Given request: Copy every record word for word.

Data records:
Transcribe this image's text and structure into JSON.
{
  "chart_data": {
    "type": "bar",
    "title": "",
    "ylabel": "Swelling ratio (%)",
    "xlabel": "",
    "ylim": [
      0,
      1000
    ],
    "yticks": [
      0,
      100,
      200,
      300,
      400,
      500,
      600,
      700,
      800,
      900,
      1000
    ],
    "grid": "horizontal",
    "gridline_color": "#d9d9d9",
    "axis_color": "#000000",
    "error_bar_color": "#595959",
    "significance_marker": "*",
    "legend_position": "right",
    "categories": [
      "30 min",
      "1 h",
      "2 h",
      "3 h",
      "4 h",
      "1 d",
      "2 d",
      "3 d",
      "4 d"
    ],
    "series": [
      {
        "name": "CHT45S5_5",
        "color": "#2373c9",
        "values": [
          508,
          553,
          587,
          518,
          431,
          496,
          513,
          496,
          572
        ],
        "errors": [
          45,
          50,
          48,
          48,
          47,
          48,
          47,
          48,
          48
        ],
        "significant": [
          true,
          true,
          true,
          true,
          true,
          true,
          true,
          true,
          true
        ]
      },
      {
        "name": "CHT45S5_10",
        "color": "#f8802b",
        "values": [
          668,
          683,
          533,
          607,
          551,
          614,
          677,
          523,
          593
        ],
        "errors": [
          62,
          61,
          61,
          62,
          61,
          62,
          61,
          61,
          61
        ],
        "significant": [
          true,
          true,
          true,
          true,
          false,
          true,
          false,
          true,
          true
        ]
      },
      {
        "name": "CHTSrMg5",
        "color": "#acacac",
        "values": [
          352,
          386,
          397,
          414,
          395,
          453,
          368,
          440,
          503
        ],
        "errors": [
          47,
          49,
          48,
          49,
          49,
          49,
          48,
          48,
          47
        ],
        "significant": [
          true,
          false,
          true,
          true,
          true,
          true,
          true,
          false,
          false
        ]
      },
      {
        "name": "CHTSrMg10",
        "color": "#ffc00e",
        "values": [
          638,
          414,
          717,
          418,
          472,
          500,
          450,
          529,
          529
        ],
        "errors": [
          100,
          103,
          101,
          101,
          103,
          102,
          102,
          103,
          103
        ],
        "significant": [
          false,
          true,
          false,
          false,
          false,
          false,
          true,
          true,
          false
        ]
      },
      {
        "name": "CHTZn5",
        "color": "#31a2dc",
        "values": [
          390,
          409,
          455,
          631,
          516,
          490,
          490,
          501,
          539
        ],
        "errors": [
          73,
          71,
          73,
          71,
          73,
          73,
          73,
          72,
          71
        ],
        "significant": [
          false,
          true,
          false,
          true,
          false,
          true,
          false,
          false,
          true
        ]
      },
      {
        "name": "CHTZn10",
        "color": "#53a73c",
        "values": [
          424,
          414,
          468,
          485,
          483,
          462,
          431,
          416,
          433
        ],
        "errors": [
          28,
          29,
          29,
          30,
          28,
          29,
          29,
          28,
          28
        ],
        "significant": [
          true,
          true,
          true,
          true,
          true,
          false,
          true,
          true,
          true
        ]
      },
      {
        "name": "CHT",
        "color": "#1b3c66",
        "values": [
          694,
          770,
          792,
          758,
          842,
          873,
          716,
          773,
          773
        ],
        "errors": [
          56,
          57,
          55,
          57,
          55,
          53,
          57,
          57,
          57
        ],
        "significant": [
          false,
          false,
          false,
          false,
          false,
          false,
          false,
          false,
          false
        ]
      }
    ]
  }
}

Correct result:
Transcribe this image's text and structure into JSON.
{
  "chart_data": {
    "type": "bar",
    "title": "",
    "ylabel": "Swelling ratio (%)",
    "xlabel": "",
    "ylim": [
      0,
      1000
    ],
    "yticks": [
      0,
      100,
      200,
      300,
      400,
      500,
      600,
      700,
      800,
      900,
      1000
    ],
    "grid": "horizontal",
    "gridline_color": "#d9d9d9",
    "axis_color": "#000000",
    "error_bar_color": "#595959",
    "significance_marker": "*",
    "legend_position": "right",
    "categories": [
      "30 min",
      "1 h",
      "2 h",
      "3 h",
      "4 h",
      "1 d",
      "2 d",
      "3 d",
      "4 d"
    ],
    "series": [
      {
        "name": "CHT45S5_5",
        "color": "#2373c9",
        "values": [
          508,
          553,
          587,
          518,
          431,
          496,
          513,
          496,
          572
        ],
        "errors": [
          45,
          50,
          48,
          48,
          47,
          48,
          47,
          48,
          48
        ],
        "significant": [
          true,
          true,
          true,
          true,
          true,
          true,
          true,
          true,
          true
        ]
      },
      {
        "name": "CHT45S5_10",
        "color": "#f8802b",
        "values": [
          668,
          683,
          533,
          607,
          551,
          614,
          677,
          523,
          593
        ],
        "errors": [
          62,
          61,
          61,
          62,
          61,
          62,
          61,
          61,
          61
        ],
        "significant": [
          true,
          true,
          true,
          true,
          false,
          true,
          false,
          true,
          true
        ]
      },
      {
        "name": "CHTSrMg5",
        "color": "#acacac",
        "values": [
          352,
          386,
          397,
          414,
          395,
          453,
          368,
          440,
          503
        ],
        "errors": [
          47,
          49,
          48,
          49,
          49,
          49,
          48,
          48,
          47
        ],
        "significant": [
          true,
          false,
          true,
          true,
          true,
          true,
          true,
          false,
          false
        ]
      },
      {
        "name": "CHTSrMg10",
        "color": "#ffc00e",
        "values": [
          638,
          414,
          717,
          418,
          472,
          500,
          450,
          529,
          529
        ],
        "errors": [
          100,
          103,
          101,
          101,
          103,
          102,
          102,
          103,
          103
        ],
        "significant": [
          false,
          true,
          false,
          false,
          false,
          false,
          true,
          true,
          false
        ]
      },
      {
        "name": "CHTZn5",
        "color": "#31a2dc",
        "values": [
          390,
          409,
          455,
          631,
          516,
          490,
          490,
          501,
          539
        ],
        "errors": [
          73,
          71,
          73,
          71,
          73,
          73,
          73,
          72,
          71
        ],
        "significant": [
          false,
          true,
          false,
          true,
          false,
          true,
          false,
          false,
          true
        ]
      },
      {
        "name": "CHTZn10",
        "color": "#53a73c",
        "values": [
          424,
          414,
          468,
          485,
          483,
          462,
          431,
          416,
          433
        ],
        "errors": [
          28,
          29,
          29,
          30,
          28,
          29,
          29,
          28,
          28
        ],
        "significant": [
          true,
          true,
          true,
          true,
          true,
          false,
          true,
          true,
          true
        ]
      },
      {
        "name": "CHT",
        "color": "#1b3c66",
        "values": [
          694,
          770,
          792,
          758,
          842,
          873,
          716,
          773,
          773
        ],
        "errors": [
          56,
          57,
          55,
          57,
          55,
          53,
          57,
          57,
          57
        ],
        "significant": [
          false,
          false,
          false,
          false,
          false,
          false,
          false,
          false,
          false
        ]
      }
    ]
  }
}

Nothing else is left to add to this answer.